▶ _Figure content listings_
· · · · · · ·
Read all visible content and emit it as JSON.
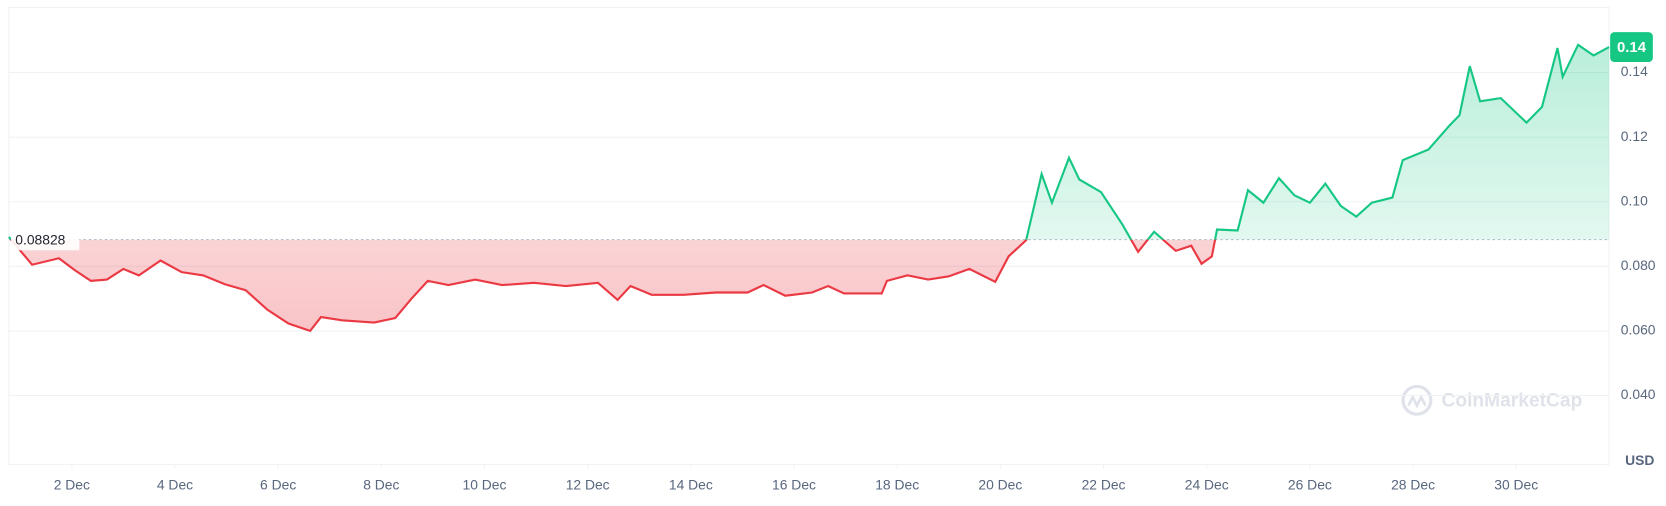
{
  "chart_data": {
    "type": "line",
    "x": [
      0.78,
      1.23,
      1.75,
      2.06,
      2.37,
      2.68,
      3.0,
      3.3,
      3.72,
      4.13,
      4.55,
      4.96,
      5.37,
      5.79,
      6.2,
      6.62,
      6.83,
      7.24,
      7.86,
      8.27,
      8.58,
      8.9,
      9.3,
      9.82,
      10.34,
      10.96,
      11.58,
      12.2,
      12.58,
      12.83,
      13.24,
      13.86,
      14.48,
      15.1,
      15.41,
      15.83,
      16.35,
      16.66,
      16.97,
      17.7,
      17.8,
      18.2,
      18.6,
      19.0,
      19.4,
      19.9,
      20.16,
      20.5,
      20.8,
      21.0,
      21.33,
      21.53,
      21.95,
      22.36,
      22.67,
      22.98,
      23.4,
      23.7,
      23.9,
      24.1,
      24.2,
      24.6,
      24.8,
      25.1,
      25.4,
      25.7,
      26.0,
      26.3,
      26.6,
      26.9,
      27.2,
      27.6,
      27.8,
      28.3,
      28.7,
      28.9,
      29.1,
      29.3,
      29.7,
      30.2,
      30.5,
      30.8,
      30.9,
      31.2,
      31.5,
      31.8
    ],
    "values": [
      0.0891,
      0.0805,
      0.0825,
      0.0788,
      0.0755,
      0.0759,
      0.0792,
      0.0772,
      0.0818,
      0.0782,
      0.0772,
      0.0745,
      0.0726,
      0.0666,
      0.0623,
      0.06,
      0.0643,
      0.0633,
      0.0626,
      0.064,
      0.0699,
      0.0755,
      0.0742,
      0.0759,
      0.0742,
      0.0749,
      0.0739,
      0.0749,
      0.0696,
      0.0739,
      0.0712,
      0.0712,
      0.0719,
      0.0719,
      0.0742,
      0.0709,
      0.0719,
      0.0739,
      0.0716,
      0.0716,
      0.0755,
      0.0772,
      0.0759,
      0.0769,
      0.0792,
      0.0752,
      0.0831,
      0.0881,
      0.1086,
      0.0997,
      0.1136,
      0.1069,
      0.103,
      0.0931,
      0.0845,
      0.0907,
      0.0848,
      0.0864,
      0.0808,
      0.0831,
      0.0914,
      0.0911,
      0.1036,
      0.0997,
      0.1073,
      0.102,
      0.0997,
      0.1056,
      0.0987,
      0.0954,
      0.0997,
      0.1013,
      0.1129,
      0.1162,
      0.1235,
      0.1268,
      0.142,
      0.1311,
      0.1321,
      0.1245,
      0.1294,
      0.1476,
      0.1387,
      0.1486,
      0.1453,
      0.1479
    ],
    "xlim": [
      0.78,
      31.8
    ],
    "xticks": [
      {
        "value": 2,
        "label": "2 Dec"
      },
      {
        "value": 4,
        "label": "4 Dec"
      },
      {
        "value": 6,
        "label": "6 Dec"
      },
      {
        "value": 8,
        "label": "8 Dec"
      },
      {
        "value": 10,
        "label": "10 Dec"
      },
      {
        "value": 12,
        "label": "12 Dec"
      },
      {
        "value": 14,
        "label": "14 Dec"
      },
      {
        "value": 16,
        "label": "16 Dec"
      },
      {
        "value": 18,
        "label": "18 Dec"
      },
      {
        "value": 20,
        "label": "20 Dec"
      },
      {
        "value": 22,
        "label": "22 Dec"
      },
      {
        "value": 24,
        "label": "24 Dec"
      },
      {
        "value": 26,
        "label": "26 Dec"
      },
      {
        "value": 28,
        "label": "28 Dec"
      },
      {
        "value": 30,
        "label": "30 Dec"
      }
    ],
    "ylim": [
      0.02,
      0.16
    ],
    "yticks": [
      {
        "value": 0.04,
        "label": "0.040"
      },
      {
        "value": 0.06,
        "label": "0.060"
      },
      {
        "value": 0.08,
        "label": "0.080"
      },
      {
        "value": 0.1,
        "label": "0.10"
      },
      0.12,
      0.14
    ],
    "grid": true,
    "baseline": 0.08828,
    "price_tag": 0.14,
    "up_color": "#16c784",
    "down_color": "#ea3943",
    "unit": "USD",
    "watermark": "CoinMarketCap"
  }
}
· · · · · · ·
▶ _Stated exercise_
Pictures are to be left out; repeat all the remaining data exactly.

▶ _Task response_
Read all visible content and emit it as JSON.
{
  "chart_data": {
    "type": "line",
    "x": [
      0.78,
      1.23,
      1.75,
      2.06,
      2.37,
      2.68,
      3.0,
      3.3,
      3.72,
      4.13,
      4.55,
      4.96,
      5.37,
      5.79,
      6.2,
      6.62,
      6.83,
      7.24,
      7.86,
      8.27,
      8.58,
      8.9,
      9.3,
      9.82,
      10.34,
      10.96,
      11.58,
      12.2,
      12.58,
      12.83,
      13.24,
      13.86,
      14.48,
      15.1,
      15.41,
      15.83,
      16.35,
      16.66,
      16.97,
      17.7,
      17.8,
      18.2,
      18.6,
      19.0,
      19.4,
      19.9,
      20.16,
      20.5,
      20.8,
      21.0,
      21.33,
      21.53,
      21.95,
      22.36,
      22.67,
      22.98,
      23.4,
      23.7,
      23.9,
      24.1,
      24.2,
      24.6,
      24.8,
      25.1,
      25.4,
      25.7,
      26.0,
      26.3,
      26.6,
      26.9,
      27.2,
      27.6,
      27.8,
      28.3,
      28.7,
      28.9,
      29.1,
      29.3,
      29.7,
      30.2,
      30.5,
      30.8,
      30.9,
      31.2,
      31.5,
      31.8
    ],
    "values": [
      0.0891,
      0.0805,
      0.0825,
      0.0788,
      0.0755,
      0.0759,
      0.0792,
      0.0772,
      0.0818,
      0.0782,
      0.0772,
      0.0745,
      0.0726,
      0.0666,
      0.0623,
      0.06,
      0.0643,
      0.0633,
      0.0626,
      0.064,
      0.0699,
      0.0755,
      0.0742,
      0.0759,
      0.0742,
      0.0749,
      0.0739,
      0.0749,
      0.0696,
      0.0739,
      0.0712,
      0.0712,
      0.0719,
      0.0719,
      0.0742,
      0.0709,
      0.0719,
      0.0739,
      0.0716,
      0.0716,
      0.0755,
      0.0772,
      0.0759,
      0.0769,
      0.0792,
      0.0752,
      0.0831,
      0.0881,
      0.1086,
      0.0997,
      0.1136,
      0.1069,
      0.103,
      0.0931,
      0.0845,
      0.0907,
      0.0848,
      0.0864,
      0.0808,
      0.0831,
      0.0914,
      0.0911,
      0.1036,
      0.0997,
      0.1073,
      0.102,
      0.0997,
      0.1056,
      0.0987,
      0.0954,
      0.0997,
      0.1013,
      0.1129,
      0.1162,
      0.1235,
      0.1268,
      0.142,
      0.1311,
      0.1321,
      0.1245,
      0.1294,
      0.1476,
      0.1387,
      0.1486,
      0.1453,
      0.1479
    ],
    "xlim": [
      0.78,
      31.8
    ],
    "xticks": [
      {
        "value": 2,
        "label": "2 Dec"
      },
      {
        "value": 4,
        "label": "4 Dec"
      },
      {
        "value": 6,
        "label": "6 Dec"
      },
      {
        "value": 8,
        "label": "8 Dec"
      },
      {
        "value": 10,
        "label": "10 Dec"
      },
      {
        "value": 12,
        "label": "12 Dec"
      },
      {
        "value": 14,
        "label": "14 Dec"
      },
      {
        "value": 16,
        "label": "16 Dec"
      },
      {
        "value": 18,
        "label": "18 Dec"
      },
      {
        "value": 20,
        "label": "20 Dec"
      },
      {
        "value": 22,
        "label": "22 Dec"
      },
      {
        "value": 24,
        "label": "24 Dec"
      },
      {
        "value": 26,
        "label": "26 Dec"
      },
      {
        "value": 28,
        "label": "28 Dec"
      },
      {
        "value": 30,
        "label": "30 Dec"
      }
    ],
    "ylim": [
      0.02,
      0.16
    ],
    "yticks": [
      {
        "value": 0.04,
        "label": "0.040"
      },
      {
        "value": 0.06,
        "label": "0.060"
      },
      {
        "value": 0.08,
        "label": "0.080"
      },
      {
        "value": 0.1,
        "label": "0.10"
      },
      0.12,
      0.14
    ],
    "grid": true,
    "baseline": 0.08828,
    "price_tag": 0.14,
    "up_color": "#16c784",
    "down_color": "#ea3943",
    "unit": "USD",
    "watermark": "CoinMarketCap"
  }
}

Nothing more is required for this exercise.